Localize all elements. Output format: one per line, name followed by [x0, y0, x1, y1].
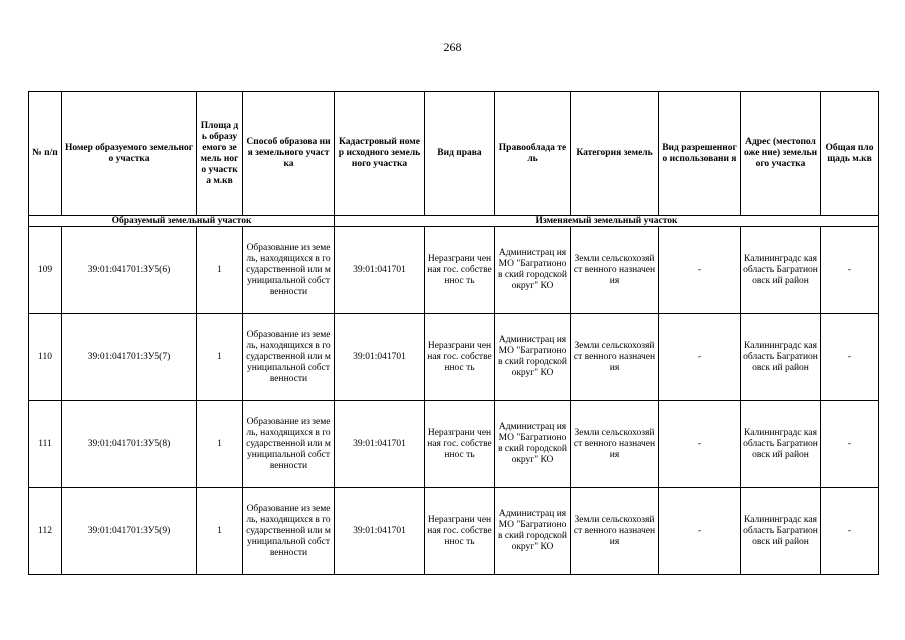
formation-method-cell: Образование из земель, находящихся в государственной или муниципальной собственности	[243, 488, 335, 575]
header-cell: № п/п	[29, 92, 62, 216]
header-cell: Адрес (местоположе ние) земельного участка	[741, 92, 821, 216]
page-number: 268	[443, 40, 462, 54]
plot-area-cell: 1	[197, 401, 243, 488]
plot-number-cell: 39:01:041701:ЗУ5(9)	[62, 488, 197, 575]
header-cell: Вид разрешенного использовани я	[659, 92, 741, 216]
total-area-cell: -	[821, 314, 879, 401]
plot-address-cell: Калининградс кая область Багратионовск ий район	[741, 401, 821, 488]
right-type-cell: Неразграни ченная гос. собственнос ть	[425, 488, 495, 575]
plot-address-cell: Калининградс кая область Багратионовск ий район	[741, 488, 821, 575]
total-area-cell: -	[821, 227, 879, 314]
plot-number-cell: 39:01:041701:ЗУ5(7)	[62, 314, 197, 401]
header-cell: Способ образова ния земельного участка	[243, 92, 335, 216]
right-holder-cell: Администрац ия МО "Багратионов ский городской округ" КО	[495, 488, 571, 575]
plot-address-cell: Калининградс кая область Багратионовск ий район	[741, 314, 821, 401]
row-number-cell: 110	[29, 314, 62, 401]
header-cell: Общая площадь м.кв	[821, 92, 879, 216]
cadastral-number-cell: 39:01:041701	[335, 401, 425, 488]
header-cell: Кадастровый номер исходного земельного участка	[335, 92, 425, 216]
total-area-cell: -	[821, 488, 879, 575]
land-category-cell: Земли сельскохозяйст венного назначения	[571, 488, 659, 575]
land-plots-table	[28, 91, 879, 575]
row-number-cell: 111	[29, 401, 62, 488]
table-row	[29, 227, 879, 314]
section-formed-plot: Образуемый земельный участок	[29, 216, 335, 227]
right-type-cell: Неразграни ченная гос. собственнос ть	[425, 401, 495, 488]
section-row	[29, 216, 879, 227]
plot-address-cell: Калининградс кая область Багратионовск ий район	[741, 227, 821, 314]
section-changed-plot: Изменяемый земельный участок	[335, 216, 879, 227]
plot-area-cell: 1	[197, 227, 243, 314]
plot-number-cell: 39:01:041701:ЗУ5(8)	[62, 401, 197, 488]
header-cell: Площа дь образу емого земель ного участк а м.кв	[197, 92, 243, 216]
formation-method-cell: Образование из земель, находящихся в государственной или муниципальной собственности	[243, 401, 335, 488]
right-type-cell: Неразграни ченная гос. собственнос ть	[425, 227, 495, 314]
table-row	[29, 314, 879, 401]
formation-method-cell: Образование из земель, находящихся в государственной или муниципальной собственности	[243, 314, 335, 401]
row-number-cell: 109	[29, 227, 62, 314]
header-cell: Категория земель	[571, 92, 659, 216]
table-row	[29, 401, 879, 488]
right-holder-cell: Администрац ия МО "Багратионов ский городской округ" КО	[495, 227, 571, 314]
table-row	[29, 488, 879, 575]
cadastral-number-cell: 39:01:041701	[335, 314, 425, 401]
permitted-use-cell: -	[659, 401, 741, 488]
cadastral-number-cell: 39:01:041701	[335, 488, 425, 575]
cadastral-number-cell: 39:01:041701	[335, 227, 425, 314]
row-number-cell: 112	[29, 488, 62, 575]
permitted-use-cell: -	[659, 227, 741, 314]
land-category-cell: Земли сельскохозяйст венного назначения	[571, 401, 659, 488]
permitted-use-cell: -	[659, 488, 741, 575]
plot-area-cell: 1	[197, 488, 243, 575]
land-category-cell: Земли сельскохозяйст венного назначения	[571, 227, 659, 314]
plot-area-cell: 1	[197, 314, 243, 401]
table-body	[29, 92, 879, 575]
formation-method-cell: Образование из земель, находящихся в государственной или муниципальной собственности	[243, 227, 335, 314]
plot-number-cell: 39:01:041701:ЗУ5(6)	[62, 227, 197, 314]
total-area-cell: -	[821, 401, 879, 488]
land-category-cell: Земли сельскохозяйст венного назначения	[571, 314, 659, 401]
header-cell: Вид права	[425, 92, 495, 216]
right-type-cell: Неразграни ченная гос. собственнос ть	[425, 314, 495, 401]
header-cell: Номер образуемого земельного участка	[62, 92, 197, 216]
right-holder-cell: Администрац ия МО "Багратионов ский городской округ" КО	[495, 314, 571, 401]
permitted-use-cell: -	[659, 314, 741, 401]
right-holder-cell: Администрац ия МО "Багратионов ский городской округ" КО	[495, 401, 571, 488]
header-cell: Правооблада тель	[495, 92, 571, 216]
header-row	[29, 92, 879, 216]
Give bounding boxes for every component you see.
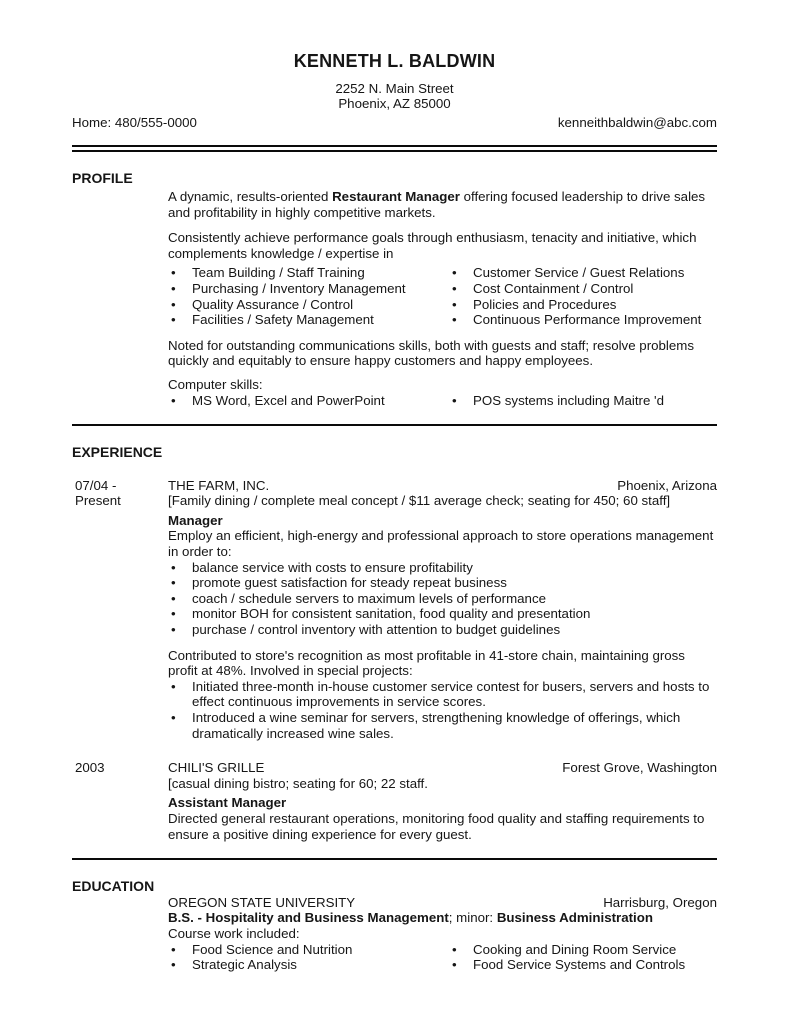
school-name: OREGON STATE UNIVERSITY <box>168 894 356 910</box>
job-duty-item: • coach / schedule servers to maximum levels of performance <box>168 591 717 607</box>
profile-p1-pre: A dynamic, results-oriented <box>168 188 333 204</box>
job-intro: Directed general restaurant operations, monitoring food quality and staffing requirements to ensure a positive dining experience for every guest. <box>168 810 705 842</box>
skill-item: • Team Building / Staff Training <box>168 265 449 281</box>
job-achievements-intro: Contributed to store's recognition as most profitable in 41-store chain, maintaining gross profit at 48%. Involved in special projects: <box>168 647 685 679</box>
job-achievement-list <box>168 679 717 741</box>
skill-item: • Quality Assurance / Control <box>168 297 449 313</box>
job-achievement-item: • Initiated three-month in-house customer service contest for busers, servers and hosts to effect continuous improvements in service scores. <box>168 679 717 710</box>
job-details <box>168 760 717 842</box>
company-descriptor: [casual dining bistro; seating for 60; 22 staff. <box>168 775 428 791</box>
course-columns <box>168 942 717 973</box>
address-line-1: 2252 N. Main Street <box>335 80 454 96</box>
company-location: Forest Grove, Washington <box>562 760 717 776</box>
skills-column-right <box>449 265 717 327</box>
school-location: Harrisburg, Oregon <box>603 894 717 910</box>
company-row <box>168 478 717 494</box>
job-date: 2003 <box>75 760 105 776</box>
job-duty-item: • monitor BOH for consistent sanitation, food quality and presentation <box>168 606 717 622</box>
job-dates <box>72 478 168 742</box>
company-descriptor: [Family dining / complete meal concept / $11 average check; seating for 450; 60 staff] <box>168 493 671 509</box>
profile-paragraph-3: Noted for outstanding communications skills, both with guests and staff; resolve problems quickly and equitably to ensure happy customers and happy employees. <box>168 337 694 369</box>
profile-section <box>72 171 717 408</box>
job-dates <box>72 760 168 842</box>
job-entry-the-farm <box>72 478 717 742</box>
computer-skill-item: • POS systems including Maitre 'd <box>449 393 717 409</box>
experience-heading: EXPERIENCE <box>72 444 163 461</box>
job-title: Manager <box>168 512 223 528</box>
computer-skills-left <box>168 393 449 409</box>
computer-skills-columns <box>168 393 717 409</box>
section-divider-education <box>72 858 717 860</box>
header-divider <box>72 145 717 152</box>
job-date-end: Present <box>75 493 121 509</box>
profile-paragraph-2: Consistently achieve performance goals through enthusiasm, tenacity and initiative, which complements knowledge / expertise in <box>168 230 697 261</box>
candidate-name: KENNETH L. BALDWIN <box>293 51 496 71</box>
skills-column-left <box>168 265 449 327</box>
profile-heading: PROFILE <box>72 170 133 187</box>
course-item: • Food Service Systems and Controls <box>449 957 717 973</box>
skill-item: • Cost Containment / Control <box>449 281 717 297</box>
profile-paragraph-1 <box>168 189 717 220</box>
job-title: Assistant Manager <box>168 795 287 811</box>
education-heading: EDUCATION <box>72 878 155 895</box>
address-line-2: Phoenix, AZ 85000 <box>338 96 451 112</box>
section-divider-experience <box>72 424 717 426</box>
course-item: • Strategic Analysis <box>168 957 449 973</box>
company-location: Phoenix, Arizona <box>617 477 717 493</box>
job-details <box>168 478 717 742</box>
degree-minor: Business Administration <box>496 910 653 926</box>
company-name: THE FARM, INC. <box>168 477 270 493</box>
home-phone: Home: 480/555-0000 <box>72 114 197 130</box>
experience-section <box>72 445 717 842</box>
computer-skill-item: • MS Word, Excel and PowerPoint <box>168 393 449 409</box>
skill-item: • Customer Service / Guest Relations <box>449 265 717 281</box>
profile-p1-role: Restaurant Manager <box>332 188 460 204</box>
profile-p1-post: offering focused leadership to drive sales and profitability in highly competitive markets. <box>168 188 706 220</box>
education-section <box>72 879 717 973</box>
job-duty-item: • purchase / control inventory with attention to budget guidelines <box>168 622 717 638</box>
skill-item: • Continuous Performance Improvement <box>449 312 717 328</box>
degree-major: B.S. - Hospitality and Business Management <box>168 910 449 926</box>
company-name: CHILI'S GRILLE <box>168 760 265 776</box>
job-entry-chilis-grille <box>72 760 717 842</box>
job-duty-list <box>168 560 717 638</box>
job-duty-item: • promote guest satisfaction for steady repeat business <box>168 575 717 591</box>
job-date-start: 07/04 - <box>75 477 117 493</box>
company-row <box>168 760 717 776</box>
job-intro: Employ an efficient, high-energy and professional approach to store operations management in order to: <box>168 528 714 560</box>
coursework-label: Course work included: <box>168 925 300 941</box>
school-row <box>168 895 717 911</box>
contact-row <box>72 115 717 131</box>
job-duty-item: • balance service with costs to ensure profitability <box>168 560 717 576</box>
computer-skills-label: Computer skills: <box>168 376 263 392</box>
degree-minor-label: ; minor: <box>448 910 497 926</box>
course-column-left <box>168 942 449 973</box>
education-body <box>168 895 717 973</box>
degree-line <box>168 910 717 926</box>
resume-header <box>72 51 717 130</box>
computer-skills-right <box>449 393 717 409</box>
course-column-right <box>449 942 717 973</box>
email-address: kenneithbaldwin@abc.com <box>557 114 717 130</box>
skill-item: • Facilities / Safety Management <box>168 312 449 328</box>
course-item: • Cooking and Dining Room Service <box>449 942 717 958</box>
address-block <box>72 81 717 112</box>
skill-item: • Policies and Procedures <box>449 297 717 313</box>
job-achievement-item: • Introduced a wine seminar for servers, strengthening knowledge of offerings, which dramatically increased wine sales. <box>168 710 717 741</box>
skill-item: • Purchasing / Inventory Management <box>168 281 449 297</box>
skills-columns <box>168 265 717 327</box>
course-item: • Food Science and Nutrition <box>168 942 449 958</box>
profile-body <box>168 189 717 408</box>
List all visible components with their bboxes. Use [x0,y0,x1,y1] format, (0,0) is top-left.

════════

- [PROBLEM REQUIREMENTS]: In the entries above, reproduce the part that opens with the line containing "school-name: OREGON STATE" and closes with the line containing "job-intro: Directed general", with both of those lines included and nothing changed.

- [FINISHED TASK]:
school-name: OREGON STATE UNIVERSITY <box>168 894 356 910</box>
job-duty-item: • coach / schedule servers to maximum levels of performance <box>168 591 717 607</box>
profile-p1-pre: A dynamic, results-oriented <box>168 188 333 204</box>
job-intro: Directed general restaurant operations, monitoring food quality and staffing requirements to ensure a positive dining experience for every guest. <box>168 810 705 842</box>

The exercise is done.